-- begin DATA FOR PROCESSING --
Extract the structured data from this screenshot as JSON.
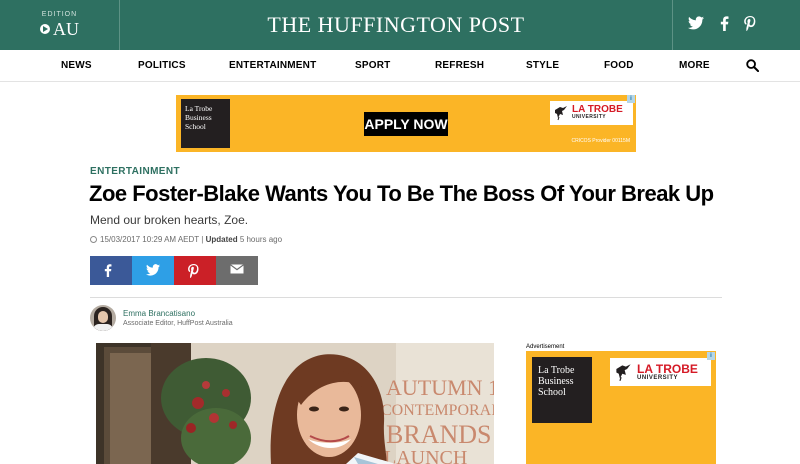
{
  "header": {
    "edition_label": "EDITION",
    "edition_value": "AU",
    "logo": "THE HUFFINGTON POST",
    "brand_color": "#2e7061",
    "social_icons": [
      "twitter-icon",
      "facebook-icon",
      "pinterest-icon"
    ]
  },
  "nav": {
    "items": [
      "NEWS",
      "POLITICS",
      "ENTERTAINMENT",
      "SPORT",
      "REFRESH",
      "STYLE",
      "FOOD",
      "MORE"
    ],
    "search_icon": "search-icon"
  },
  "ad_top": {
    "brand_box": "La Trobe\nBusiness\nSchool",
    "cta": "APPLY NOW",
    "university_name": "LA TROBE",
    "university_sub": "UNIVERSITY",
    "cricos": "CRICOS Provider 00115M",
    "background": "#fbb526"
  },
  "article": {
    "section": "ENTERTAINMENT",
    "headline": "Zoe Foster-Blake Wants You To Be The Boss Of Your Break Up",
    "subhead": "Mend our broken hearts, Zoe.",
    "published": "15/03/2017 10:29 AM AEDT",
    "updated_label": "Updated",
    "updated_value": "5 hours ago"
  },
  "share": [
    {
      "name": "facebook",
      "color": "#3b5998"
    },
    {
      "name": "twitter",
      "color": "#2e9fe6"
    },
    {
      "name": "pinterest",
      "color": "#cb2027"
    },
    {
      "name": "email",
      "color": "#6d6d6d"
    }
  ],
  "author": {
    "name": "Emma Brancatisano",
    "role": "Associate Editor, HuffPost Australia"
  },
  "hero": {
    "backdrop_text": [
      "AUTUMN 1",
      "CONTEMPORAI",
      "BRANDS",
      "LAUNCH"
    ]
  },
  "ad_side": {
    "label": "Advertisement",
    "brand_box": "La Trobe\nBusiness\nSchool",
    "university_name": "LA TROBE",
    "university_sub": "UNIVERSITY"
  }
}
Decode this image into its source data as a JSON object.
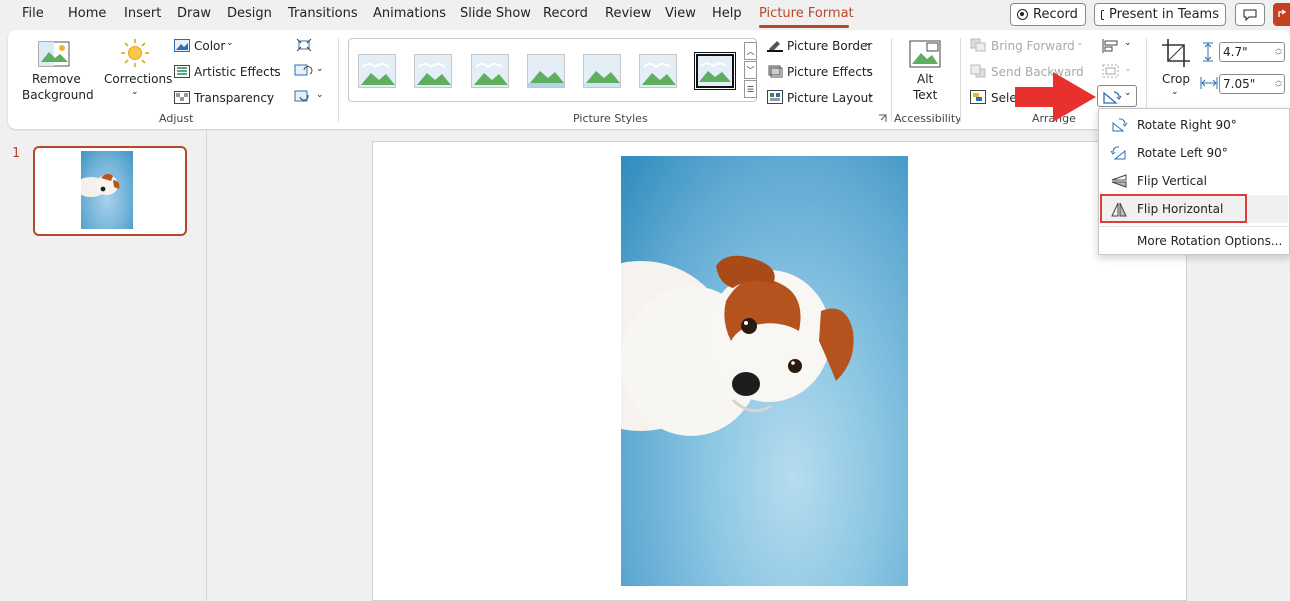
{
  "tabs": [
    {
      "label": "File"
    },
    {
      "label": "Home"
    },
    {
      "label": "Insert"
    },
    {
      "label": "Draw"
    },
    {
      "label": "Design"
    },
    {
      "label": "Transitions"
    },
    {
      "label": "Animations"
    },
    {
      "label": "Slide Show"
    },
    {
      "label": "Record"
    },
    {
      "label": "Review"
    },
    {
      "label": "View"
    },
    {
      "label": "Help"
    },
    {
      "label": "Picture Format"
    }
  ],
  "topbar": {
    "record_label": "Record",
    "present_label": "Present in Teams"
  },
  "adjust": {
    "remove_background_l1": "Remove",
    "remove_background_l2": "Background",
    "corrections": "Corrections",
    "color": "Color",
    "artistic_effects": "Artistic Effects",
    "transparency": "Transparency",
    "group_label": "Adjust"
  },
  "styles": {
    "picture_border": "Picture Border",
    "picture_effects": "Picture Effects",
    "picture_layout": "Picture Layout",
    "group_label": "Picture Styles"
  },
  "accessibility": {
    "alt_l1": "Alt",
    "alt_l2": "Text",
    "group_label": "Accessibility"
  },
  "arrange": {
    "bring_forward": "Bring Forward",
    "send_backward": "Send Backward",
    "selection_pane": "Sele",
    "group_label": "Arrange"
  },
  "size": {
    "crop": "Crop",
    "height": "4.7\"",
    "width": "7.05\""
  },
  "slides": {
    "number": "1"
  },
  "rotate_menu": {
    "items": [
      {
        "label": "Rotate Right 90°"
      },
      {
        "label": "Rotate Left 90°"
      },
      {
        "label": "Flip Vertical"
      },
      {
        "label": "Flip Horizontal"
      },
      {
        "label": "More Rotation Options..."
      }
    ]
  },
  "colors": {
    "accent": "#b7472a",
    "highlight": "#e03c3c"
  }
}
-- end DATA FOR PROCESSING --
__YOUR OBJECTIVE__
Copy out all the records exactly, excluding pictures.

__ANSWER TO THE EXERCISE__
Extract the structured data from this screenshot as JSON.
{
  "header": {
    "edition_label": "EDITION",
    "edition_value": "AU",
    "logo": "THE HUFFINGTON POST",
    "brand_color": "#2e7061",
    "social_icons": [
      "twitter-icon",
      "facebook-icon",
      "pinterest-icon"
    ]
  },
  "nav": {
    "items": [
      "NEWS",
      "POLITICS",
      "ENTERTAINMENT",
      "SPORT",
      "REFRESH",
      "STYLE",
      "FOOD",
      "MORE"
    ],
    "search_icon": "search-icon"
  },
  "ad_top": {
    "brand_box": "La Trobe\nBusiness\nSchool",
    "cta": "APPLY NOW",
    "university_name": "LA TROBE",
    "university_sub": "UNIVERSITY",
    "cricos": "CRICOS Provider 00115M",
    "background": "#fbb526"
  },
  "article": {
    "section": "ENTERTAINMENT",
    "headline": "Zoe Foster-Blake Wants You To Be The Boss Of Your Break Up",
    "subhead": "Mend our broken hearts, Zoe.",
    "published": "15/03/2017 10:29 AM AEDT",
    "updated_label": "Updated",
    "updated_value": "5 hours ago"
  },
  "share": [
    {
      "name": "facebook",
      "color": "#3b5998"
    },
    {
      "name": "twitter",
      "color": "#2e9fe6"
    },
    {
      "name": "pinterest",
      "color": "#cb2027"
    },
    {
      "name": "email",
      "color": "#6d6d6d"
    }
  ],
  "author": {
    "name": "Emma Brancatisano",
    "role": "Associate Editor, HuffPost Australia"
  },
  "hero": {
    "backdrop_text": [
      "AUTUMN 1",
      "CONTEMPORAI",
      "BRANDS",
      "LAUNCH"
    ]
  },
  "ad_side": {
    "label": "Advertisement",
    "brand_box": "La Trobe\nBusiness\nSchool",
    "university_name": "LA TROBE",
    "university_sub": "UNIVERSITY"
  }
}
Decode this image into its source data as a JSON object.
{
  "tabs": [
    {
      "label": "File"
    },
    {
      "label": "Home"
    },
    {
      "label": "Insert"
    },
    {
      "label": "Draw"
    },
    {
      "label": "Design"
    },
    {
      "label": "Transitions"
    },
    {
      "label": "Animations"
    },
    {
      "label": "Slide Show"
    },
    {
      "label": "Record"
    },
    {
      "label": "Review"
    },
    {
      "label": "View"
    },
    {
      "label": "Help"
    },
    {
      "label": "Picture Format"
    }
  ],
  "topbar": {
    "record_label": "Record",
    "present_label": "Present in Teams"
  },
  "adjust": {
    "remove_background_l1": "Remove",
    "remove_background_l2": "Background",
    "corrections": "Corrections",
    "color": "Color",
    "artistic_effects": "Artistic Effects",
    "transparency": "Transparency",
    "group_label": "Adjust"
  },
  "styles": {
    "picture_border": "Picture Border",
    "picture_effects": "Picture Effects",
    "picture_layout": "Picture Layout",
    "group_label": "Picture Styles"
  },
  "accessibility": {
    "alt_l1": "Alt",
    "alt_l2": "Text",
    "group_label": "Accessibility"
  },
  "arrange": {
    "bring_forward": "Bring Forward",
    "send_backward": "Send Backward",
    "selection_pane": "Sele",
    "group_label": "Arrange"
  },
  "size": {
    "crop": "Crop",
    "height": "4.7\"",
    "width": "7.05\""
  },
  "slides": {
    "number": "1"
  },
  "rotate_menu": {
    "items": [
      {
        "label": "Rotate Right 90°"
      },
      {
        "label": "Rotate Left 90°"
      },
      {
        "label": "Flip Vertical"
      },
      {
        "label": "Flip Horizontal"
      },
      {
        "label": "More Rotation Options..."
      }
    ]
  },
  "colors": {
    "accent": "#b7472a",
    "highlight": "#e03c3c"
  }
}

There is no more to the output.